------ Material
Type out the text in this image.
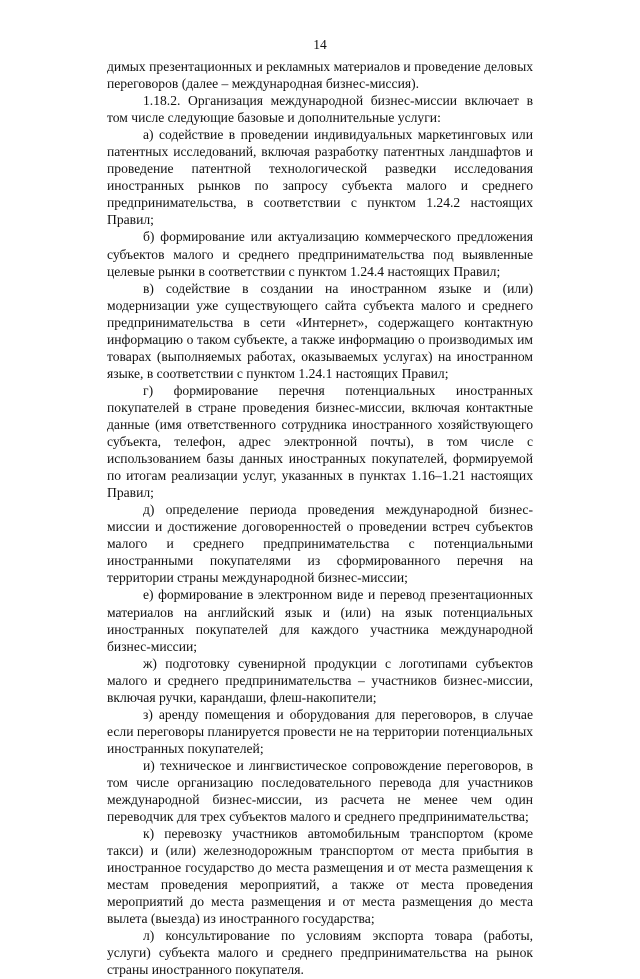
14

димых презентационных и рекламных материалов и проведение деловых переговоров (далее – международная бизнес-миссия).

1.18.2. Организация международной бизнес-миссии включает в том числе следующие базовые и дополнительные услуги:

а) содействие в проведении индивидуальных маркетинговых или патентных исследований, включая разработку патентных ландшафтов и проведение патентной технологической разведки исследования иностранных рынков по запросу субъекта малого и среднего предпринимательства, в соответствии с пунктом 1.24.2 настоящих Правил;

б) формирование или актуализацию коммерческого предложения субъектов малого и среднего предпринимательства под выявленные целевые рынки в соответствии с пунктом 1.24.4 настоящих Правил;

в) содействие в создании на иностранном языке и (или) модернизации уже существующего сайта субъекта малого и среднего предпринимательства в сети «Интернет», содержащего контактную информацию о таком субъекте, а также информацию о производимых им товарах (выполняемых работах, оказываемых услугах) на иностранном языке, в соответствии с пунктом 1.24.1 настоящих Правил;

г) формирование перечня потенциальных иностранных покупателей в стране проведения бизнес-миссии, включая контактные данные (имя ответственного сотрудника иностранного хозяйствующего субъекта, телефон, адрес электронной почты), в том числе с использованием базы данных иностранных покупателей, формируемой по итогам реализации услуг, указанных в пунктах 1.16–1.21 настоящих Правил;

д) определение периода проведения международной бизнес-миссии и достижение договоренностей о проведении встреч субъектов малого и среднего предпринимательства с потенциальными иностранными покупателями из сформированного перечня на территории страны международной бизнес-миссии;

е) формирование в электронном виде и перевод презентационных материалов на английский язык и (или) на язык потенциальных иностранных покупателей для каждого участника международной бизнес-миссии;

ж) подготовку сувенирной продукции с логотипами субъектов малого и среднего предпринимательства – участников бизнес-миссии, включая ручки, карандаши, флеш-накопители;

з) аренду помещения и оборудования для переговоров, в случае если переговоры планируется провести не на территории потенциальных иностранных покупателей;

и) техническое и лингвистическое сопровождение переговоров, в том числе организацию последовательного перевода для участников международной бизнес-миссии, из расчета не менее чем один переводчик для трех субъектов малого и среднего предпринимательства;

к) перевозку участников автомобильным транспортом (кроме такси) и (или) железнодорожным транспортом от места прибытия в иностранное государство до места размещения и от места размещения к местам проведения мероприятий, а также от места проведения мероприятий до места размещения и от места размещения до места вылета (выезда) из иностранного государства;

л) консультирование по условиям экспорта товара (работы, услуги) субъекта малого и среднего предпринимательства на рынок страны иностранного покупателя.
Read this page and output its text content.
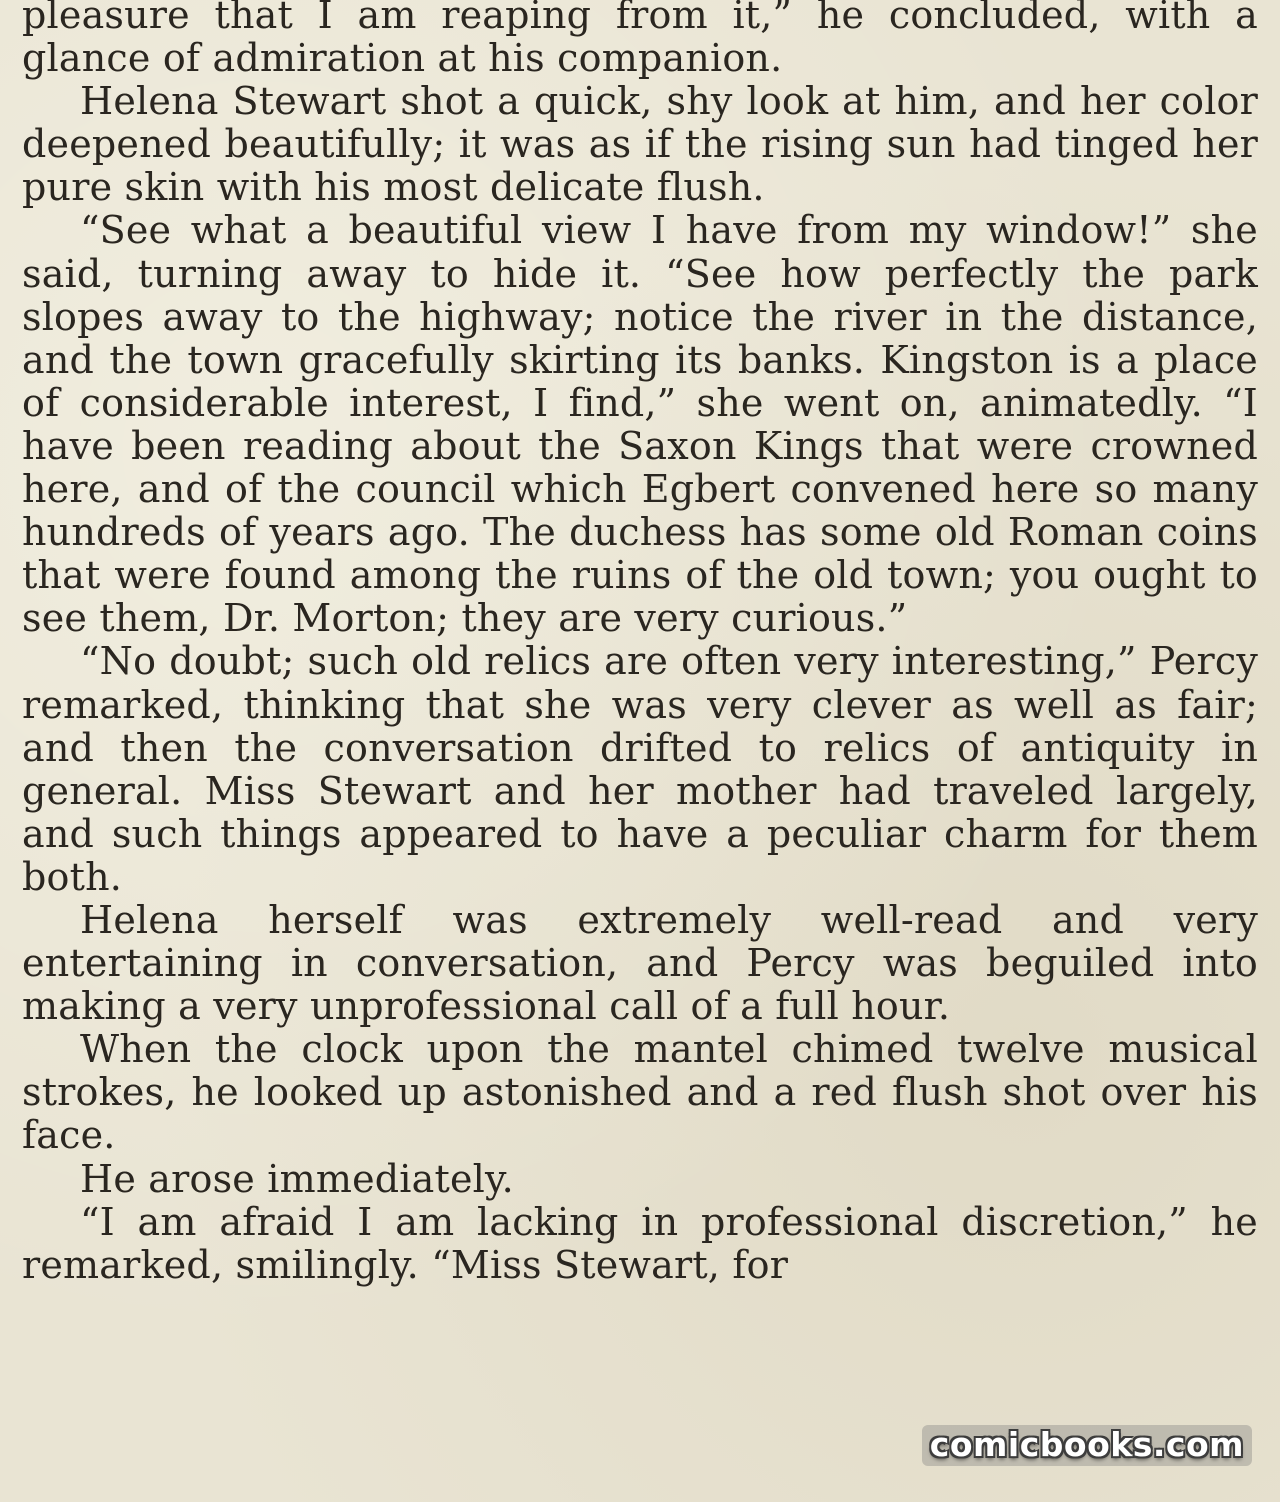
pleasure that I am reaping from it,” he concluded, with a glance of admiration at his companion.

Helena Stewart shot a quick, shy look at him, and her color deepened beautifully; it was as if the rising sun had tinged her pure skin with his most delicate flush.

“See what a beautiful view I have from my window!” she said, turning away to hide it. “See how perfectly the park slopes away to the highway; notice the river in the distance, and the town gracefully skirting its banks. Kingston is a place of considerable interest, I find,” she went on, animatedly. “I have been reading about the Saxon Kings that were crowned here, and of the council which Egbert convened here so many hundreds of years ago. The duchess has some old Roman coins that were found among the ruins of the old town; you ought to see them, Dr. Morton; they are very curious.”

“No doubt; such old relics are often very interesting,” Percy remarked, thinking that she was very clever as well as fair; and then the conversation drifted to relics of antiquity in general. Miss Stewart and her mother had traveled largely, and such things appeared to have a peculiar charm for them both.

Helena herself was extremely well-read and very entertaining in conversation, and Percy was beguiled into making a very unprofessional call of a full hour.

When the clock upon the mantel chimed twelve musical strokes, he looked up astonished and a red flush shot over his face.

He arose immediately.

“I am afraid I am lacking in professional discretion,” he remarked, smilingly. “Miss Stewart, for

comicbooks.com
------------
Requirement:
Repeat the material above word for word, please, apart from its images.

Written response:
Type out the text in this image.
14

димых презентационных и рекламных материалов и проведение деловых переговоров (далее – международная бизнес-миссия).

1.18.2. Организация международной бизнес-миссии включает в том числе следующие базовые и дополнительные услуги:

а) содействие в проведении индивидуальных маркетинговых или патентных исследований, включая разработку патентных ландшафтов и проведение патентной технологической разведки исследования иностранных рынков по запросу субъекта малого и среднего предпринимательства, в соответствии с пунктом 1.24.2 настоящих Правил;

б) формирование или актуализацию коммерческого предложения субъектов малого и среднего предпринимательства под выявленные целевые рынки в соответствии с пунктом 1.24.4 настоящих Правил;

в) содействие в создании на иностранном языке и (или) модернизации уже существующего сайта субъекта малого и среднего предпринимательства в сети «Интернет», содержащего контактную информацию о таком субъекте, а также информацию о производимых им товарах (выполняемых работах, оказываемых услугах) на иностранном языке, в соответствии с пунктом 1.24.1 настоящих Правил;

г) формирование перечня потенциальных иностранных покупателей в стране проведения бизнес-миссии, включая контактные данные (имя ответственного сотрудника иностранного хозяйствующего субъекта, телефон, адрес электронной почты), в том числе с использованием базы данных иностранных покупателей, формируемой по итогам реализации услуг, указанных в пунктах 1.16–1.21 настоящих Правил;

д) определение периода проведения международной бизнес-миссии и достижение договоренностей о проведении встреч субъектов малого и среднего предпринимательства с потенциальными иностранными покупателями из сформированного перечня на территории страны международной бизнес-миссии;

е) формирование в электронном виде и перевод презентационных материалов на английский язык и (или) на язык потенциальных иностранных покупателей для каждого участника международной бизнес-миссии;

ж) подготовку сувенирной продукции с логотипами субъектов малого и среднего предпринимательства – участников бизнес-миссии, включая ручки, карандаши, флеш-накопители;

з) аренду помещения и оборудования для переговоров, в случае если переговоры планируется провести не на территории потенциальных иностранных покупателей;

и) техническое и лингвистическое сопровождение переговоров, в том числе организацию последовательного перевода для участников международной бизнес-миссии, из расчета не менее чем один переводчик для трех субъектов малого и среднего предпринимательства;

к) перевозку участников автомобильным транспортом (кроме такси) и (или) железнодорожным транспортом от места прибытия в иностранное государство до места размещения и от места размещения к местам проведения мероприятий, а также от места проведения мероприятий до места размещения и от места размещения до места вылета (выезда) из иностранного государства;

л) консультирование по условиям экспорта товара (работы, услуги) субъекта малого и среднего предпринимательства на рынок страны иностранного покупателя.
Read this page and output its text content.
pleasure that I am reaping from it,” he concluded, with a glance of admiration at his companion.

Helena Stewart shot a quick, shy look at him, and her color deepened beautifully; it was as if the rising sun had tinged her pure skin with his most delicate flush.

“See what a beautiful view I have from my window!” she said, turning away to hide it. “See how perfectly the park slopes away to the highway; notice the river in the distance, and the town gracefully skirting its banks. Kingston is a place of considerable interest, I find,” she went on, animatedly. “I have been reading about the Saxon Kings that were crowned here, and of the council which Egbert convened here so many hundreds of years ago. The duchess has some old Roman coins that were found among the ruins of the old town; you ought to see them, Dr. Morton; they are very curious.”

“No doubt; such old relics are often very interesting,” Percy remarked, thinking that she was very clever as well as fair; and then the conversation drifted to relics of antiquity in general. Miss Stewart and her mother had traveled largely, and such things appeared to have a peculiar charm for them both.

Helena herself was extremely well-read and very entertaining in conversation, and Percy was beguiled into making a very unprofessional call of a full hour.

When the clock upon the mantel chimed twelve musical strokes, he looked up astonished and a red flush shot over his face.

He arose immediately.

“I am afraid I am lacking in professional discretion,” he remarked, smilingly. “Miss Stewart, for

comicbooks.com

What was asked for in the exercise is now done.